— Input material —
════════════════
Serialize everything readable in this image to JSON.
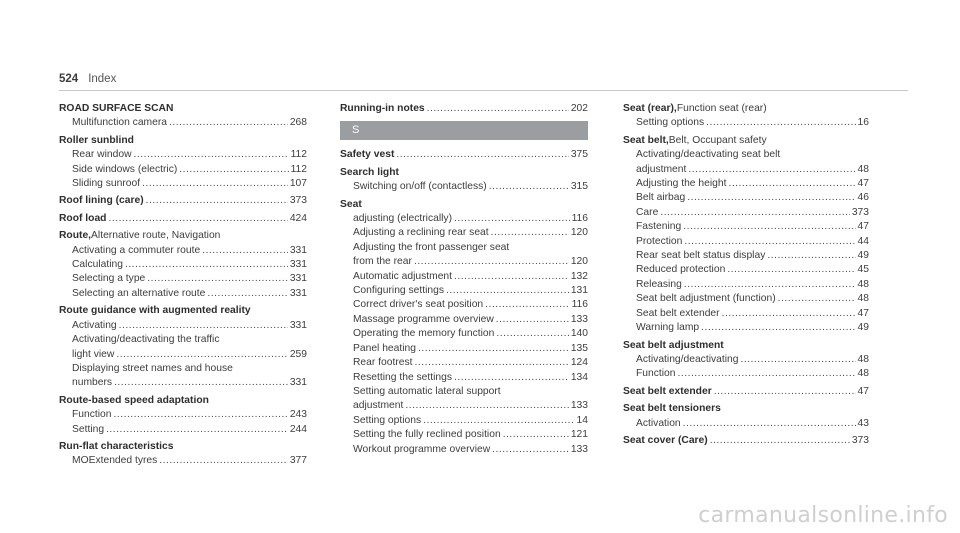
{
  "header": {
    "page_number": "524",
    "title": "Index"
  },
  "col1": [
    {
      "term": "ROAD SURFACE SCAN",
      "subs": [
        {
          "lines": [
            "Multifunction camera"
          ],
          "page": "268"
        }
      ]
    },
    {
      "term": "Roller sunblind",
      "subs": [
        {
          "lines": [
            "Rear window"
          ],
          "page": "112"
        },
        {
          "lines": [
            "Side windows (electric)"
          ],
          "page": "112"
        },
        {
          "lines": [
            "Sliding sunroof"
          ],
          "page": "107"
        }
      ]
    },
    {
      "term": "Roof lining (care)",
      "page": "373"
    },
    {
      "term": "Roof load",
      "page": "424"
    },
    {
      "term": "Route,",
      "qualifier": " Alternative route, Navigation",
      "subs": [
        {
          "lines": [
            "Activating a commuter route"
          ],
          "page": "331"
        },
        {
          "lines": [
            "Calculating"
          ],
          "page": "331"
        },
        {
          "lines": [
            "Selecting a type"
          ],
          "page": "331"
        },
        {
          "lines": [
            "Selecting an alternative route"
          ],
          "page": "331"
        }
      ]
    },
    {
      "term": "Route guidance with augmented reality",
      "subs": [
        {
          "lines": [
            "Activating"
          ],
          "page": "331"
        },
        {
          "lines": [
            "Activating/deactivating the traffic",
            "light view"
          ],
          "page": "259"
        },
        {
          "lines": [
            "Displaying street names and house",
            "numbers"
          ],
          "page": "331"
        }
      ]
    },
    {
      "term": "Route-based speed adaptation",
      "subs": [
        {
          "lines": [
            "Function"
          ],
          "page": "243"
        },
        {
          "lines": [
            "Setting"
          ],
          "page": "244"
        }
      ]
    },
    {
      "term": "Run-flat characteristics",
      "subs": [
        {
          "lines": [
            "MOExtended tyres"
          ],
          "page": "377"
        }
      ]
    }
  ],
  "col2_top": [
    {
      "term": "Running-in notes",
      "page": "202"
    }
  ],
  "section_letter": "S",
  "col2": [
    {
      "term": "Safety vest",
      "page": "375"
    },
    {
      "term": "Search light",
      "subs": [
        {
          "lines": [
            "Switching on/off (contactless)"
          ],
          "page": "315"
        }
      ]
    },
    {
      "term": "Seat",
      "subs": [
        {
          "lines": [
            "adjusting (electrically)"
          ],
          "page": "116"
        },
        {
          "lines": [
            "Adjusting a reclining rear seat"
          ],
          "page": "120"
        },
        {
          "lines": [
            "Adjusting the front passenger seat",
            "from the rear"
          ],
          "page": "120"
        },
        {
          "lines": [
            "Automatic adjustment"
          ],
          "page": "132"
        },
        {
          "lines": [
            "Configuring settings"
          ],
          "page": "131"
        },
        {
          "lines": [
            "Correct driver's seat position"
          ],
          "page": "116"
        },
        {
          "lines": [
            "Massage programme overview"
          ],
          "page": "133"
        },
        {
          "lines": [
            "Operating the memory function"
          ],
          "page": "140"
        },
        {
          "lines": [
            "Panel heating"
          ],
          "page": "135"
        },
        {
          "lines": [
            "Rear footrest"
          ],
          "page": "124"
        },
        {
          "lines": [
            "Resetting the settings"
          ],
          "page": "134"
        },
        {
          "lines": [
            "Setting automatic lateral support",
            "adjustment"
          ],
          "page": "133"
        },
        {
          "lines": [
            "Setting options"
          ],
          "page": "14"
        },
        {
          "lines": [
            "Setting the fully reclined position"
          ],
          "page": "121"
        },
        {
          "lines": [
            "Workout programme overview"
          ],
          "page": "133"
        }
      ]
    }
  ],
  "col3": [
    {
      "term": "Seat (rear),",
      "qualifier": " Function seat (rear)",
      "subs": [
        {
          "lines": [
            "Setting options"
          ],
          "page": "16"
        }
      ]
    },
    {
      "term": "Seat belt,",
      "qualifier": " Belt, Occupant safety",
      "subs": [
        {
          "lines": [
            "Activating/deactivating seat belt",
            "adjustment"
          ],
          "page": "48"
        },
        {
          "lines": [
            "Adjusting the height"
          ],
          "page": "47"
        },
        {
          "lines": [
            "Belt airbag"
          ],
          "page": "46"
        },
        {
          "lines": [
            "Care"
          ],
          "page": "373"
        },
        {
          "lines": [
            "Fastening"
          ],
          "page": "47"
        },
        {
          "lines": [
            "Protection"
          ],
          "page": "44"
        },
        {
          "lines": [
            "Rear seat belt status display"
          ],
          "page": "49"
        },
        {
          "lines": [
            "Reduced protection"
          ],
          "page": "45"
        },
        {
          "lines": [
            "Releasing"
          ],
          "page": "48"
        },
        {
          "lines": [
            "Seat belt adjustment (function)"
          ],
          "page": "48"
        },
        {
          "lines": [
            "Seat belt extender"
          ],
          "page": "47"
        },
        {
          "lines": [
            "Warning lamp"
          ],
          "page": "49"
        }
      ]
    },
    {
      "term": "Seat belt adjustment",
      "subs": [
        {
          "lines": [
            "Activating/deactivating"
          ],
          "page": "48"
        },
        {
          "lines": [
            "Function"
          ],
          "page": "48"
        }
      ]
    },
    {
      "term": "Seat belt extender",
      "page": "47"
    },
    {
      "term": "Seat belt tensioners",
      "subs": [
        {
          "lines": [
            "Activation"
          ],
          "page": "43"
        }
      ]
    },
    {
      "term": "Seat cover (Care)",
      "page": "373"
    }
  ],
  "watermark": "carmanualsonline.info"
}
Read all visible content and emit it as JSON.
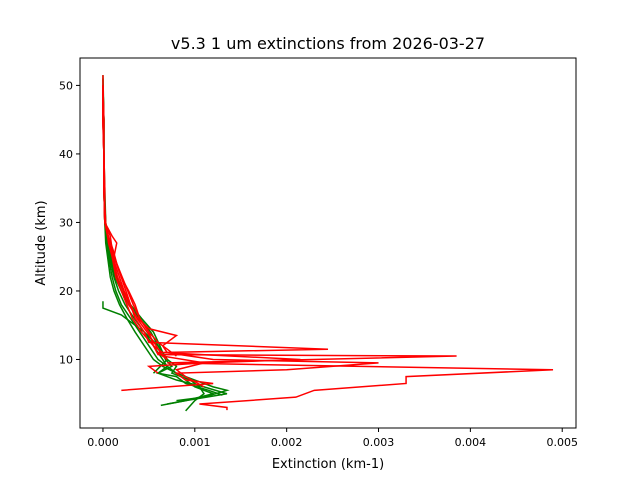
════════════════
Replicate the material above verbatim; images stay out of the copy.

— Solution for this task —
Serialize everything readable in this image to JSON.
{
  "header": {
    "page_number": "524",
    "title": "Index"
  },
  "col1": [
    {
      "term": "ROAD SURFACE SCAN",
      "subs": [
        {
          "lines": [
            "Multifunction camera"
          ],
          "page": "268"
        }
      ]
    },
    {
      "term": "Roller sunblind",
      "subs": [
        {
          "lines": [
            "Rear window"
          ],
          "page": "112"
        },
        {
          "lines": [
            "Side windows (electric)"
          ],
          "page": "112"
        },
        {
          "lines": [
            "Sliding sunroof"
          ],
          "page": "107"
        }
      ]
    },
    {
      "term": "Roof lining (care)",
      "page": "373"
    },
    {
      "term": "Roof load",
      "page": "424"
    },
    {
      "term": "Route,",
      "qualifier": " Alternative route, Navigation",
      "subs": [
        {
          "lines": [
            "Activating a commuter route"
          ],
          "page": "331"
        },
        {
          "lines": [
            "Calculating"
          ],
          "page": "331"
        },
        {
          "lines": [
            "Selecting a type"
          ],
          "page": "331"
        },
        {
          "lines": [
            "Selecting an alternative route"
          ],
          "page": "331"
        }
      ]
    },
    {
      "term": "Route guidance with augmented reality",
      "subs": [
        {
          "lines": [
            "Activating"
          ],
          "page": "331"
        },
        {
          "lines": [
            "Activating/deactivating the traffic",
            "light view"
          ],
          "page": "259"
        },
        {
          "lines": [
            "Displaying street names and house",
            "numbers"
          ],
          "page": "331"
        }
      ]
    },
    {
      "term": "Route-based speed adaptation",
      "subs": [
        {
          "lines": [
            "Function"
          ],
          "page": "243"
        },
        {
          "lines": [
            "Setting"
          ],
          "page": "244"
        }
      ]
    },
    {
      "term": "Run-flat characteristics",
      "subs": [
        {
          "lines": [
            "MOExtended tyres"
          ],
          "page": "377"
        }
      ]
    }
  ],
  "col2_top": [
    {
      "term": "Running-in notes",
      "page": "202"
    }
  ],
  "section_letter": "S",
  "col2": [
    {
      "term": "Safety vest",
      "page": "375"
    },
    {
      "term": "Search light",
      "subs": [
        {
          "lines": [
            "Switching on/off (contactless)"
          ],
          "page": "315"
        }
      ]
    },
    {
      "term": "Seat",
      "subs": [
        {
          "lines": [
            "adjusting (electrically)"
          ],
          "page": "116"
        },
        {
          "lines": [
            "Adjusting a reclining rear seat"
          ],
          "page": "120"
        },
        {
          "lines": [
            "Adjusting the front passenger seat",
            "from the rear"
          ],
          "page": "120"
        },
        {
          "lines": [
            "Automatic adjustment"
          ],
          "page": "132"
        },
        {
          "lines": [
            "Configuring settings"
          ],
          "page": "131"
        },
        {
          "lines": [
            "Correct driver's seat position"
          ],
          "page": "116"
        },
        {
          "lines": [
            "Massage programme overview"
          ],
          "page": "133"
        },
        {
          "lines": [
            "Operating the memory function"
          ],
          "page": "140"
        },
        {
          "lines": [
            "Panel heating"
          ],
          "page": "135"
        },
        {
          "lines": [
            "Rear footrest"
          ],
          "page": "124"
        },
        {
          "lines": [
            "Resetting the settings"
          ],
          "page": "134"
        },
        {
          "lines": [
            "Setting automatic lateral support",
            "adjustment"
          ],
          "page": "133"
        },
        {
          "lines": [
            "Setting options"
          ],
          "page": "14"
        },
        {
          "lines": [
            "Setting the fully reclined position"
          ],
          "page": "121"
        },
        {
          "lines": [
            "Workout programme overview"
          ],
          "page": "133"
        }
      ]
    }
  ],
  "col3": [
    {
      "term": "Seat (rear),",
      "qualifier": " Function seat (rear)",
      "subs": [
        {
          "lines": [
            "Setting options"
          ],
          "page": "16"
        }
      ]
    },
    {
      "term": "Seat belt,",
      "qualifier": " Belt, Occupant safety",
      "subs": [
        {
          "lines": [
            "Activating/deactivating seat belt",
            "adjustment"
          ],
          "page": "48"
        },
        {
          "lines": [
            "Adjusting the height"
          ],
          "page": "47"
        },
        {
          "lines": [
            "Belt airbag"
          ],
          "page": "46"
        },
        {
          "lines": [
            "Care"
          ],
          "page": "373"
        },
        {
          "lines": [
            "Fastening"
          ],
          "page": "47"
        },
        {
          "lines": [
            "Protection"
          ],
          "page": "44"
        },
        {
          "lines": [
            "Rear seat belt status display"
          ],
          "page": "49"
        },
        {
          "lines": [
            "Reduced protection"
          ],
          "page": "45"
        },
        {
          "lines": [
            "Releasing"
          ],
          "page": "48"
        },
        {
          "lines": [
            "Seat belt adjustment (function)"
          ],
          "page": "48"
        },
        {
          "lines": [
            "Seat belt extender"
          ],
          "page": "47"
        },
        {
          "lines": [
            "Warning lamp"
          ],
          "page": "49"
        }
      ]
    },
    {
      "term": "Seat belt adjustment",
      "subs": [
        {
          "lines": [
            "Activating/deactivating"
          ],
          "page": "48"
        },
        {
          "lines": [
            "Function"
          ],
          "page": "48"
        }
      ]
    },
    {
      "term": "Seat belt extender",
      "page": "47"
    },
    {
      "term": "Seat belt tensioners",
      "subs": [
        {
          "lines": [
            "Activation"
          ],
          "page": "43"
        }
      ]
    },
    {
      "term": "Seat cover (Care)",
      "page": "373"
    }
  ],
  "watermark": "carmanualsonline.info"
}
Read all visible content and emit it as JSON.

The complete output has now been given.